## Begin Supplied records

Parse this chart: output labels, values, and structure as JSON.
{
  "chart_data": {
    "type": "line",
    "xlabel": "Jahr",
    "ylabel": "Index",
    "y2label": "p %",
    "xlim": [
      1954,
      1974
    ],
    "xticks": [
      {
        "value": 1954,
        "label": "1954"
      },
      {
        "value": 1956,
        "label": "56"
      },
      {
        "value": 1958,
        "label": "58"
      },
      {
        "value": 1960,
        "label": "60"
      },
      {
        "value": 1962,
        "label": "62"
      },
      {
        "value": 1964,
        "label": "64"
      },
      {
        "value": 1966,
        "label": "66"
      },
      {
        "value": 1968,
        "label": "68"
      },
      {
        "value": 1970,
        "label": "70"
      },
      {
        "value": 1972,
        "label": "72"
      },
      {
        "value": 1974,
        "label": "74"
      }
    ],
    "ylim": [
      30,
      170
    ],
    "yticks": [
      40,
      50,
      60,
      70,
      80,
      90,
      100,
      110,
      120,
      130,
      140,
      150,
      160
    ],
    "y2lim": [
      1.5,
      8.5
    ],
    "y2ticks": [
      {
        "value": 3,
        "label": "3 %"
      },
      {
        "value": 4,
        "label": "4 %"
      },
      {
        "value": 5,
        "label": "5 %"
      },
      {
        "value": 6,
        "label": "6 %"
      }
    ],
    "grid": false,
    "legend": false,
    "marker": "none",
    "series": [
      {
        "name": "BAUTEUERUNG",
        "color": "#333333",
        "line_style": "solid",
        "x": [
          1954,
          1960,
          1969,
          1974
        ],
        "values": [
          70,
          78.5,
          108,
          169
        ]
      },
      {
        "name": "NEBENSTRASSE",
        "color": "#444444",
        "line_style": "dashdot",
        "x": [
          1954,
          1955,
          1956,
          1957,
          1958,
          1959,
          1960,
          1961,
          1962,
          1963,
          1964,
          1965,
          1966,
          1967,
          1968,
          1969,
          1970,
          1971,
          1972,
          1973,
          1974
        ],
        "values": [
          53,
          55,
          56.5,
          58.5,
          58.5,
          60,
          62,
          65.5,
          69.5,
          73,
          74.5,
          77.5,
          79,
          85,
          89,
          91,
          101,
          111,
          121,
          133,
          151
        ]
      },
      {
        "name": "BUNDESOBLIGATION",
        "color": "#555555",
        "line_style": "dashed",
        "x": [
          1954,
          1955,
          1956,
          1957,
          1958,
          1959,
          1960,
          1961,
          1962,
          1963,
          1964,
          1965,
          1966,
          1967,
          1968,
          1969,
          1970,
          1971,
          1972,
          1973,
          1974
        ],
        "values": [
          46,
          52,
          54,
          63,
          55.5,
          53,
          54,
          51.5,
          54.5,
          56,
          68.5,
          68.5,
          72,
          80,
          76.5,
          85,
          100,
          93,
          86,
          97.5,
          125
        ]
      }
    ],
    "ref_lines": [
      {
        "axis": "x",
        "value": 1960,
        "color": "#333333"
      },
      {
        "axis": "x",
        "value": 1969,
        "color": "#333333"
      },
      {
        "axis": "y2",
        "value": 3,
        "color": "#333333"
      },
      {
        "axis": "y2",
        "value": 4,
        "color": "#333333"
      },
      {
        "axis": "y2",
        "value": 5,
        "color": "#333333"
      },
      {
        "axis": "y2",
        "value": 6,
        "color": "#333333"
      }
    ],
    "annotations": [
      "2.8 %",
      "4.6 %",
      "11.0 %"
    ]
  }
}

## End Supplied records
## Begin Supplied records

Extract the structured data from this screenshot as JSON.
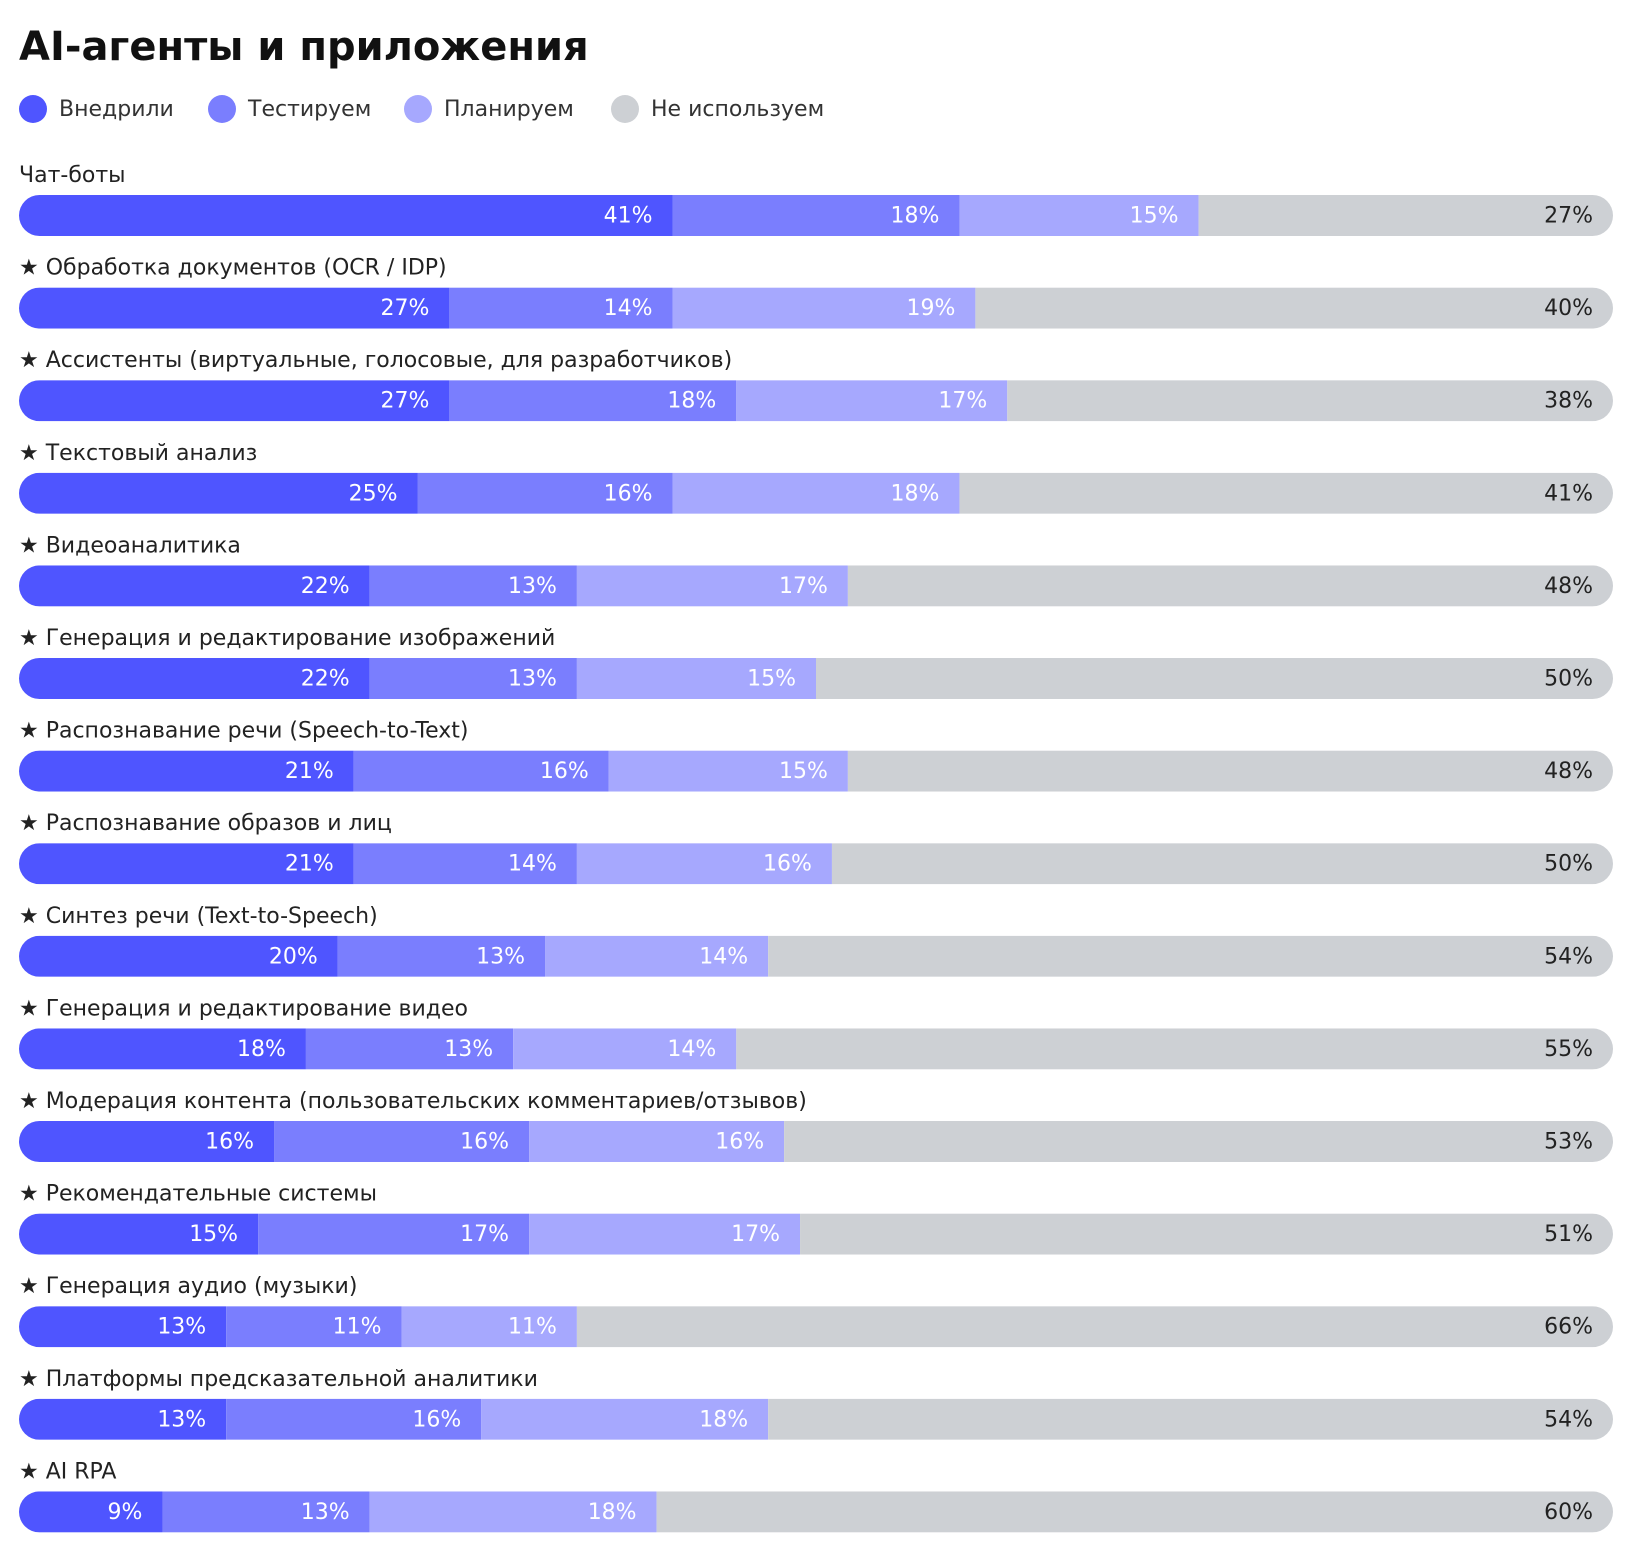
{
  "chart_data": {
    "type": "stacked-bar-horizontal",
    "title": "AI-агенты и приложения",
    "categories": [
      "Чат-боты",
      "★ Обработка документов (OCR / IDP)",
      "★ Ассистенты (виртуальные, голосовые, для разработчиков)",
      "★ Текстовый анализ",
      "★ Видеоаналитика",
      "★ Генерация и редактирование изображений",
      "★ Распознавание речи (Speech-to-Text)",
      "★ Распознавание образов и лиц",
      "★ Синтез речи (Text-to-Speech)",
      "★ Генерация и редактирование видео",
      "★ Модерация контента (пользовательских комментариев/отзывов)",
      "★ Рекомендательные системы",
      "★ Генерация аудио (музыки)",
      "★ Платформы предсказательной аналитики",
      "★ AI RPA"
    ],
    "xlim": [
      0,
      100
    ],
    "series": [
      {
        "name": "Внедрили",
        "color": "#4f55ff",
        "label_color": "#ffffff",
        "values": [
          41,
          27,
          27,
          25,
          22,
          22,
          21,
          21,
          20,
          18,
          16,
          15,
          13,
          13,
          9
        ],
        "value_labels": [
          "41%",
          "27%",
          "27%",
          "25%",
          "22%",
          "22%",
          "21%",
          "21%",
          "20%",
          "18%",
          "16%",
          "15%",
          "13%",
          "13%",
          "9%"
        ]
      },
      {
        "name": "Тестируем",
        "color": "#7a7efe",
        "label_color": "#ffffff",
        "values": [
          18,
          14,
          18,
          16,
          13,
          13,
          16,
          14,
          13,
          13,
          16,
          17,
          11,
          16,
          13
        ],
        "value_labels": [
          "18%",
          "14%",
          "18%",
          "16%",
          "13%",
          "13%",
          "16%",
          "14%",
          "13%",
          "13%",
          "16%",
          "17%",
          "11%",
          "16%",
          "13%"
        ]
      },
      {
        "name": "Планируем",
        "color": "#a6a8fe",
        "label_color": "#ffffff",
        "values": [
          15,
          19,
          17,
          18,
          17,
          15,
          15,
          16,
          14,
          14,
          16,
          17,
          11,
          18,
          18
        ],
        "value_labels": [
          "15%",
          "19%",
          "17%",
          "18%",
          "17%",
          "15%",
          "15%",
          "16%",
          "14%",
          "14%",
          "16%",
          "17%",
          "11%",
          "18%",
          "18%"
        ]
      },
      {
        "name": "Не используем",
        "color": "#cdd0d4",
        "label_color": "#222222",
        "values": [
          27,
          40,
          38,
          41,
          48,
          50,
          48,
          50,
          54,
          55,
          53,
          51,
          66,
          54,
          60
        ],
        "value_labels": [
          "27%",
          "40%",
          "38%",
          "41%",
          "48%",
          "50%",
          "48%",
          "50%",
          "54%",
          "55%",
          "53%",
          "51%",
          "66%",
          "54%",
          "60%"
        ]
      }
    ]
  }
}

## End Supplied records

Identify all lines in the records above with the word "Speech".

### Written response
      "★ Распознавание речи (Speech-to-Text)",
      "★ Синтез речи (Text-to-Speech)",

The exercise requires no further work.